→ **Task brief**:
Tally the lines holding "text" and state only that figure.
-- BEGIN Input --
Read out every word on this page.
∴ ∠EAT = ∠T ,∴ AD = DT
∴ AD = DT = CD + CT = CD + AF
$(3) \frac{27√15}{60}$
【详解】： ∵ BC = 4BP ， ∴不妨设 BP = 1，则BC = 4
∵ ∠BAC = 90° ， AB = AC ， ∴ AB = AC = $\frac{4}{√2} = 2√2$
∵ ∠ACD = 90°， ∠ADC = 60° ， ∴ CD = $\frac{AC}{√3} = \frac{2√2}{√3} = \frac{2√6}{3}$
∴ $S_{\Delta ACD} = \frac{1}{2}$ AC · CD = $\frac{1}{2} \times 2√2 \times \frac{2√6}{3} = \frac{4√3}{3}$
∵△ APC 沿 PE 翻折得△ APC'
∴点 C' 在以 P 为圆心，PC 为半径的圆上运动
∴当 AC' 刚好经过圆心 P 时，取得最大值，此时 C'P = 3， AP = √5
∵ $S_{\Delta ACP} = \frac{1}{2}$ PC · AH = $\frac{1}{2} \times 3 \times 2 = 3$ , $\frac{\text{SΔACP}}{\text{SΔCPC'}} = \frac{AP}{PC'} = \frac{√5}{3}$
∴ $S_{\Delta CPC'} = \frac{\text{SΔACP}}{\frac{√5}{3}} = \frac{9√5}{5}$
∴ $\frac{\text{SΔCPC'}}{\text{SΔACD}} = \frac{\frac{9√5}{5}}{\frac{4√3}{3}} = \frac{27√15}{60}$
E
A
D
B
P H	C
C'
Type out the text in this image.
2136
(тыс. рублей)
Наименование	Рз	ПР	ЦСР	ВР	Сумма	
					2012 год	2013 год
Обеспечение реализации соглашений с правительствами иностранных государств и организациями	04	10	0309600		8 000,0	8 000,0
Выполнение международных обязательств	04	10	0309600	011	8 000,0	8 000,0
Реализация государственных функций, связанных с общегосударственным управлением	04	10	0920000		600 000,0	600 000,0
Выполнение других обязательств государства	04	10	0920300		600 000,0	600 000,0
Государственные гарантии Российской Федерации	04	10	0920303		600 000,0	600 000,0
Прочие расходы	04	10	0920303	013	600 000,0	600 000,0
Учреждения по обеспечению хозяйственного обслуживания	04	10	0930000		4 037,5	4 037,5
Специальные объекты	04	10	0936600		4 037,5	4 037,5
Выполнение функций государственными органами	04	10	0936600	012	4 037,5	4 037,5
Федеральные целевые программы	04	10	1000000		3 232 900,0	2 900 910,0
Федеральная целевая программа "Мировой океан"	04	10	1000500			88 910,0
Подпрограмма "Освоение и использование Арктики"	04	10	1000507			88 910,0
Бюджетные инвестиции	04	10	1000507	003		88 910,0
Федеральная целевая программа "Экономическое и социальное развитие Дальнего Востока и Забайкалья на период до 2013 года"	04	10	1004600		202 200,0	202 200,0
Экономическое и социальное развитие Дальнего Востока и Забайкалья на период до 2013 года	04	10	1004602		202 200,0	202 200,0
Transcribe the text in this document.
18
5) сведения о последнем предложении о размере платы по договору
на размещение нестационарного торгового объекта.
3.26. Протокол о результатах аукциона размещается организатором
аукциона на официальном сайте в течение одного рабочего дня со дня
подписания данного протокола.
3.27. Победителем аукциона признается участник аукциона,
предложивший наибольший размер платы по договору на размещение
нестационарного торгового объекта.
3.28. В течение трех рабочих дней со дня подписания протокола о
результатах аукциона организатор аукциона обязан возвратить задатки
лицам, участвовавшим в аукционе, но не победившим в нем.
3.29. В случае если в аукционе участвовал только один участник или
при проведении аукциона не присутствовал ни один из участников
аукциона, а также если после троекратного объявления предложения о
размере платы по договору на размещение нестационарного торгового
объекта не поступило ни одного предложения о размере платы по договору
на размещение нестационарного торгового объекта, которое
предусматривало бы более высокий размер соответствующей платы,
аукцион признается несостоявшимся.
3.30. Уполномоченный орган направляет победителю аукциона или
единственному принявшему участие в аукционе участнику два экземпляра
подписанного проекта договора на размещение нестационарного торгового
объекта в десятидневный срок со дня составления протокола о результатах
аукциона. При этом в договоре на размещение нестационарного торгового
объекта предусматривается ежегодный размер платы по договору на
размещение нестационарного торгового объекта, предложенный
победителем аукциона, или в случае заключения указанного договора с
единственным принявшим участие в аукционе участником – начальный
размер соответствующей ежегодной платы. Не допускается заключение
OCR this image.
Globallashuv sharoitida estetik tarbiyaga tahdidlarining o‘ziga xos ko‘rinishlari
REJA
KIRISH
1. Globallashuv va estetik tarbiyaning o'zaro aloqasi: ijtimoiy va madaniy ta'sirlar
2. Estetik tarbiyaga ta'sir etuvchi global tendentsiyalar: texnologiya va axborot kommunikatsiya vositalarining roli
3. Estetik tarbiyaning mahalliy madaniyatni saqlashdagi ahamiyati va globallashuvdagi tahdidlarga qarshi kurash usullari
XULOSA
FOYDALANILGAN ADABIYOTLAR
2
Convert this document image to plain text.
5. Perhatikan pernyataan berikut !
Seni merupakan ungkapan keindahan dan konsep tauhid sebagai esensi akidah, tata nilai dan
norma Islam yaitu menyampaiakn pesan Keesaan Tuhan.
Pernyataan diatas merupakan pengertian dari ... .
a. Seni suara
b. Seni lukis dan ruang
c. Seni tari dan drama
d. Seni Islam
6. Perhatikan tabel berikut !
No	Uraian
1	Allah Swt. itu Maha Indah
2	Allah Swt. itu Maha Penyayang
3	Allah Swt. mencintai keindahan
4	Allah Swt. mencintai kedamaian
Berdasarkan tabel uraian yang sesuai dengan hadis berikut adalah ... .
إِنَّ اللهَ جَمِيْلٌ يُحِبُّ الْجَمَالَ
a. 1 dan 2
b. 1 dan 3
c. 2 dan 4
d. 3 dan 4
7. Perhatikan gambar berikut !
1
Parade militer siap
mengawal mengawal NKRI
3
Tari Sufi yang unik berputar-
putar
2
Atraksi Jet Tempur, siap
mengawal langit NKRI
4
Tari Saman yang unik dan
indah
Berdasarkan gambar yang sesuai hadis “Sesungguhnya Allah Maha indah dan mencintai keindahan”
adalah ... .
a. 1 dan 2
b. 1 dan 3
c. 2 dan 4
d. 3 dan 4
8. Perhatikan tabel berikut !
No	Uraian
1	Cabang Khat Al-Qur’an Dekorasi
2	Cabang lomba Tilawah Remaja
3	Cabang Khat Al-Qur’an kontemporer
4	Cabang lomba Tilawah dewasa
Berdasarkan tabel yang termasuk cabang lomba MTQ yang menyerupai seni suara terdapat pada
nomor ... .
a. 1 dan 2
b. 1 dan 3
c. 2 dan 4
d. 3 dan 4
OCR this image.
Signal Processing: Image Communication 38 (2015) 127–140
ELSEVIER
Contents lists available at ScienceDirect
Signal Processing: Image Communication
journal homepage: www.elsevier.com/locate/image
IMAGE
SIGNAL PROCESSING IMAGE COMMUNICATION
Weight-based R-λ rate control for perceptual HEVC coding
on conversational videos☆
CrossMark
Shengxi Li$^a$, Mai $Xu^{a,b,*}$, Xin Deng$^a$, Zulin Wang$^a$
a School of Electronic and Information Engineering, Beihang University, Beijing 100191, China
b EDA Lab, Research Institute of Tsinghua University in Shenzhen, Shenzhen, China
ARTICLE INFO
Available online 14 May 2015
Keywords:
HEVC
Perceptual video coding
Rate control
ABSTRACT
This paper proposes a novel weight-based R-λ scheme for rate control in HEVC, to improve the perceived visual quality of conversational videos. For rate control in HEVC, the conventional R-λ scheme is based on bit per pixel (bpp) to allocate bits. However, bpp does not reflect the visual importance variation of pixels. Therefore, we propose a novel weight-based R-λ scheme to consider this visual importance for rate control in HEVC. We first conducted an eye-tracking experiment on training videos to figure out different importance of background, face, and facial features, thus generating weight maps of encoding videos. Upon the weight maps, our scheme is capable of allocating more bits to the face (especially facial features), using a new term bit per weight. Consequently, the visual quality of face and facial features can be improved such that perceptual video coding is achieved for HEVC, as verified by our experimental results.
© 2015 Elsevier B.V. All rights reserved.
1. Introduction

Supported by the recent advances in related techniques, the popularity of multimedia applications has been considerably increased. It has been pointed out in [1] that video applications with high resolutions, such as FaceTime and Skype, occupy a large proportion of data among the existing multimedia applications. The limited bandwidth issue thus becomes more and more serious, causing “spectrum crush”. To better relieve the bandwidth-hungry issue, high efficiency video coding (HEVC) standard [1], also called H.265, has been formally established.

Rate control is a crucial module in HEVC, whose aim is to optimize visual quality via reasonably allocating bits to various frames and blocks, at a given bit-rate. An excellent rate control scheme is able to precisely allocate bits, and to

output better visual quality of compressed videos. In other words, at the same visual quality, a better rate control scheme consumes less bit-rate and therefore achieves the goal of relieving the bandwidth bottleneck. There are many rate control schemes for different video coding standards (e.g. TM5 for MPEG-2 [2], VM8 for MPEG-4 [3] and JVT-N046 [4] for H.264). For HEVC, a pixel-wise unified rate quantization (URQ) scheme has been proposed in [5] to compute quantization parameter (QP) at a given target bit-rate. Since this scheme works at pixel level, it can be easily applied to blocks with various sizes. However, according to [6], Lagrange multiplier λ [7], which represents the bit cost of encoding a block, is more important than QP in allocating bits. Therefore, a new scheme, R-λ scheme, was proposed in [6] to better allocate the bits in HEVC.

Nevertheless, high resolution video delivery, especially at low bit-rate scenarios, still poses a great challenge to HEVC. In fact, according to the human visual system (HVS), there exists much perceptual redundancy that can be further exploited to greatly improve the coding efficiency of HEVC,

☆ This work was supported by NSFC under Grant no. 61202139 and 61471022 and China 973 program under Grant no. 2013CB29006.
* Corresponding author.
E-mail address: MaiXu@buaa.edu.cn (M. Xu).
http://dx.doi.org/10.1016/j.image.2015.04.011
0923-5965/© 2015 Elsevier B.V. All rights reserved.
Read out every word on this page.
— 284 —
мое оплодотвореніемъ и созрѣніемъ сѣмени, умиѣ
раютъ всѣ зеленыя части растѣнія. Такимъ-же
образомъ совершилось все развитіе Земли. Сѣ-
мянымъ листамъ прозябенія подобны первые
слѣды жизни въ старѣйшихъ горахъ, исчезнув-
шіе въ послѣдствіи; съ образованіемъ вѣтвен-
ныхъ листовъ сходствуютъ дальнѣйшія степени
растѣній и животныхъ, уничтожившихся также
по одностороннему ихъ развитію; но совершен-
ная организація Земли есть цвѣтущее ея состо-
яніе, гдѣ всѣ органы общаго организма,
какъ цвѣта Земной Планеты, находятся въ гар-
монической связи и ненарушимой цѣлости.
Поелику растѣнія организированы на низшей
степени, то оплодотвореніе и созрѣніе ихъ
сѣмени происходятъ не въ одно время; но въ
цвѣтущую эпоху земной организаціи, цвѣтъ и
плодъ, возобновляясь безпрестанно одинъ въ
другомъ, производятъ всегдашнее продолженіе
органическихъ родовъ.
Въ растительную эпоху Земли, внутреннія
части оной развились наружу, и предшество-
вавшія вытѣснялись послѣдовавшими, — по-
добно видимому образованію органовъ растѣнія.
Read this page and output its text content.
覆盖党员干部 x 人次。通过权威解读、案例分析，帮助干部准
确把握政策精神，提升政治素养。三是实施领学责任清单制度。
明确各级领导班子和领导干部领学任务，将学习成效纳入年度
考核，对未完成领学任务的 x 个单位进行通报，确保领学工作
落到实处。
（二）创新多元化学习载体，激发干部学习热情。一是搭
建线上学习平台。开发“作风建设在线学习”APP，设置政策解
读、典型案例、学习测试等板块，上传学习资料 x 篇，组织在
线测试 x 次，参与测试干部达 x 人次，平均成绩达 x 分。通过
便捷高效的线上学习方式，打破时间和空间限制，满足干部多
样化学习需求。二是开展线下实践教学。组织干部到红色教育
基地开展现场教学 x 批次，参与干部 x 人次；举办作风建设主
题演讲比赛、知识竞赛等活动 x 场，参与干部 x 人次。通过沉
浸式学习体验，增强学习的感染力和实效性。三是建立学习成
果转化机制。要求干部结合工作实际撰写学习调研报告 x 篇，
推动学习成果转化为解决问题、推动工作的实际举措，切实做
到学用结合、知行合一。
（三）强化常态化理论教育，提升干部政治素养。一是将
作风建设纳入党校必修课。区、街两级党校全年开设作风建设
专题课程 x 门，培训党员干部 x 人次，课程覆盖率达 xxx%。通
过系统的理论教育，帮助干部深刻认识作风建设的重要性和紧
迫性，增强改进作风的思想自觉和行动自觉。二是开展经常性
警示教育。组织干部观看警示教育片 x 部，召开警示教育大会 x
-- END Input --
→ **Response to this task**:
7